Dataset records
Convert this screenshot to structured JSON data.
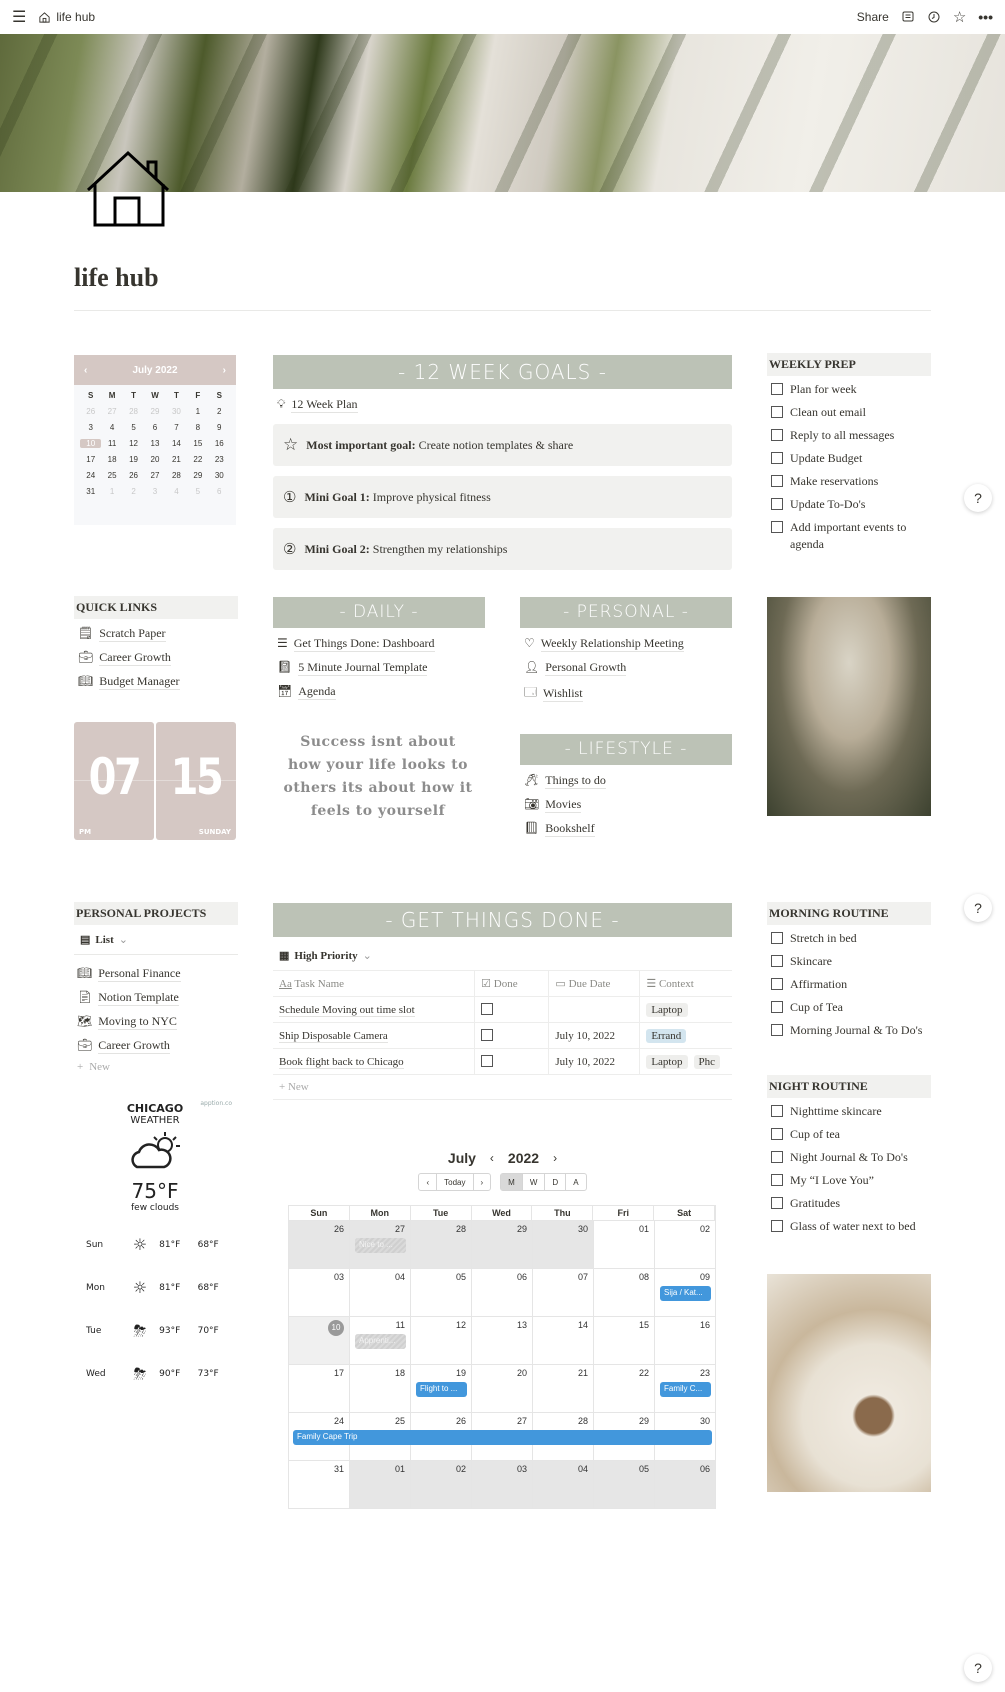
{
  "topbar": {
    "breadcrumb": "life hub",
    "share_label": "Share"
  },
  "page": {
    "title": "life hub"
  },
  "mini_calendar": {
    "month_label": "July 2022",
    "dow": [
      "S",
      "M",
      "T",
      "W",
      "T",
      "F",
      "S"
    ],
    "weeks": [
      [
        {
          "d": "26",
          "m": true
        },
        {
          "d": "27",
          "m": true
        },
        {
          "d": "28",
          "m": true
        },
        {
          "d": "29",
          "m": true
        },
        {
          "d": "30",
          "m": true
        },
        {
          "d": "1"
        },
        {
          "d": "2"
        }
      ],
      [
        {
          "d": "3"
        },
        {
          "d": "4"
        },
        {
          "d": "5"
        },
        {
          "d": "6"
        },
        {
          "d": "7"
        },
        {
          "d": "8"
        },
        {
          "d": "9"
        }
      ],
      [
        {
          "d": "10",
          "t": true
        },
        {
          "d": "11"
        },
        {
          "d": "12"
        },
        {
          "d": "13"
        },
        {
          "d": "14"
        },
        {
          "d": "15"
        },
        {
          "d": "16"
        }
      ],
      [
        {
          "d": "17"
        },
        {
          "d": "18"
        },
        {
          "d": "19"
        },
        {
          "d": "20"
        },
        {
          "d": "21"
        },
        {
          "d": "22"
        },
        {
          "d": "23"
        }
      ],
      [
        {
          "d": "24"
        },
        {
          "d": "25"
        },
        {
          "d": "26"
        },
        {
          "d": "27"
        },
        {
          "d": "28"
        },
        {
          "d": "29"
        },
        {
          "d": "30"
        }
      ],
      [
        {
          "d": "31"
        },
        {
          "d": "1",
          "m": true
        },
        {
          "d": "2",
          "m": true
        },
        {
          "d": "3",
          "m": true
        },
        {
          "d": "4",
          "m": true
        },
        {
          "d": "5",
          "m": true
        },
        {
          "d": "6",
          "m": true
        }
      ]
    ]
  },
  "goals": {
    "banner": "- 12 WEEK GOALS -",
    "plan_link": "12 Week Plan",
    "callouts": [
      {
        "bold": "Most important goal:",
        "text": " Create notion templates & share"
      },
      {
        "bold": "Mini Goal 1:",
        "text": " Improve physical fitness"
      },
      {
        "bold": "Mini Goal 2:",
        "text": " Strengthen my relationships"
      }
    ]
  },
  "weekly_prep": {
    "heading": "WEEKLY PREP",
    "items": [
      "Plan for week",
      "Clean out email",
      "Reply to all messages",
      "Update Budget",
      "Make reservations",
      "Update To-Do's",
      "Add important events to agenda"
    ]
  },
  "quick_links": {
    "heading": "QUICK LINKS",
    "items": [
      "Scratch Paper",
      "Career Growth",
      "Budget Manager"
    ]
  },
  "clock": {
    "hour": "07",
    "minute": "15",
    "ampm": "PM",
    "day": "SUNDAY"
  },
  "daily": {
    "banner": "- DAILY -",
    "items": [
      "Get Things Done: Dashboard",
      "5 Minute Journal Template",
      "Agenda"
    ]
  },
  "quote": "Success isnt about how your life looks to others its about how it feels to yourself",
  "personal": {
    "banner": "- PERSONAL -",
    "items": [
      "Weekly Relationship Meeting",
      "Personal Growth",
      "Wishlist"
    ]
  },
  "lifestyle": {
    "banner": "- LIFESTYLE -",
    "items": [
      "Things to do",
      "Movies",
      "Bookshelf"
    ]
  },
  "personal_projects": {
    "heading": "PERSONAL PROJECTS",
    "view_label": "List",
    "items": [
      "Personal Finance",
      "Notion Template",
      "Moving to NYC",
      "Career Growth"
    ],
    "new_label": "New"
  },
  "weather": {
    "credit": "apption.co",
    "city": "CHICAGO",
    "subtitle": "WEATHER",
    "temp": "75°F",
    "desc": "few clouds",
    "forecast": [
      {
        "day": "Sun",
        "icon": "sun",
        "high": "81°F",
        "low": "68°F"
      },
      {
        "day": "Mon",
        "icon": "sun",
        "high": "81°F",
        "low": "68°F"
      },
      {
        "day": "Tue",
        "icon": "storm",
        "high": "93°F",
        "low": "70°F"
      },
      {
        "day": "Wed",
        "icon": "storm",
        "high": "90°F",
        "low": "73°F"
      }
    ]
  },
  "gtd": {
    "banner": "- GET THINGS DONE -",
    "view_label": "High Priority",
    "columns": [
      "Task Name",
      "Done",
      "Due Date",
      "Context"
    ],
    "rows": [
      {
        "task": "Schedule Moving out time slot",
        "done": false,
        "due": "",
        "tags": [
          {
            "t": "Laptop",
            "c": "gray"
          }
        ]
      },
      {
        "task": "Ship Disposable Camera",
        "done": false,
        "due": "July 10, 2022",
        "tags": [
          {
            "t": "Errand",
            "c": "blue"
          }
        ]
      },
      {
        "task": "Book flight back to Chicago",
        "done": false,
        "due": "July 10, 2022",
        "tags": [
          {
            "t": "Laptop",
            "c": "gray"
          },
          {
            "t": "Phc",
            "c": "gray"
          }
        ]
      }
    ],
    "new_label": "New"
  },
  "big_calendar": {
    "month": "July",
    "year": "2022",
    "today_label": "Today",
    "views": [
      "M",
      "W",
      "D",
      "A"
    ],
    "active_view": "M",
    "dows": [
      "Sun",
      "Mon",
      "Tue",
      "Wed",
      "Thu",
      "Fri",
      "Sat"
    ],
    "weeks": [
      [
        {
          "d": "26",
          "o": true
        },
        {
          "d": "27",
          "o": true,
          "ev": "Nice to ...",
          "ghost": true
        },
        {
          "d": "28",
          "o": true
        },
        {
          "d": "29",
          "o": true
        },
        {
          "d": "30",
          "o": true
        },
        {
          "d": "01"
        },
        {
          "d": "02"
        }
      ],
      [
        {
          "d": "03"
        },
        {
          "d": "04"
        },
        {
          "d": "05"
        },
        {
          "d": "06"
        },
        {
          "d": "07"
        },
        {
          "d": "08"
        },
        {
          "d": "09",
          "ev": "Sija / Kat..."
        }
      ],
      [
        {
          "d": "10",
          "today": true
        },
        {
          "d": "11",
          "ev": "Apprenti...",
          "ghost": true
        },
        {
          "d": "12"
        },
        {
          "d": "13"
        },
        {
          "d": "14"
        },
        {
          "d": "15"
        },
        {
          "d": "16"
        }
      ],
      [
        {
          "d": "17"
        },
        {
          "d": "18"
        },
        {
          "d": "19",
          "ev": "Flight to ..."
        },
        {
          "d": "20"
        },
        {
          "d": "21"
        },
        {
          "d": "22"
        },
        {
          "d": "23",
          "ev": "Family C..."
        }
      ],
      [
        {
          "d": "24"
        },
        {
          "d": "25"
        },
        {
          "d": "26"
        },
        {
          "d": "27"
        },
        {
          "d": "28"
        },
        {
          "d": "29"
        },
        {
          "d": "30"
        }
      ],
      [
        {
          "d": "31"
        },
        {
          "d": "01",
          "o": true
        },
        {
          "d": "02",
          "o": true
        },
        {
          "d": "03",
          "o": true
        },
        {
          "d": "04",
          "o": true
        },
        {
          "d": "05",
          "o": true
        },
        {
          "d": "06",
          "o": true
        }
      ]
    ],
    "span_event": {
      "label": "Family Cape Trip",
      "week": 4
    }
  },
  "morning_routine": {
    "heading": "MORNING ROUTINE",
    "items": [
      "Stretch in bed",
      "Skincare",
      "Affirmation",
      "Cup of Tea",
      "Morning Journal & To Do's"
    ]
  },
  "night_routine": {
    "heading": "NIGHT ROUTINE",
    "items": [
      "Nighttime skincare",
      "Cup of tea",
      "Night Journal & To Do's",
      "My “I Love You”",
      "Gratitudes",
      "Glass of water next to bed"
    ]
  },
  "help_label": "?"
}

Aim of the exercise
Each line that has the word "Journal" should be copied.

Exercise solution
      "5 Minute Journal Template",
      "Morning Journal & To Do's"
      "Night Journal & To Do's",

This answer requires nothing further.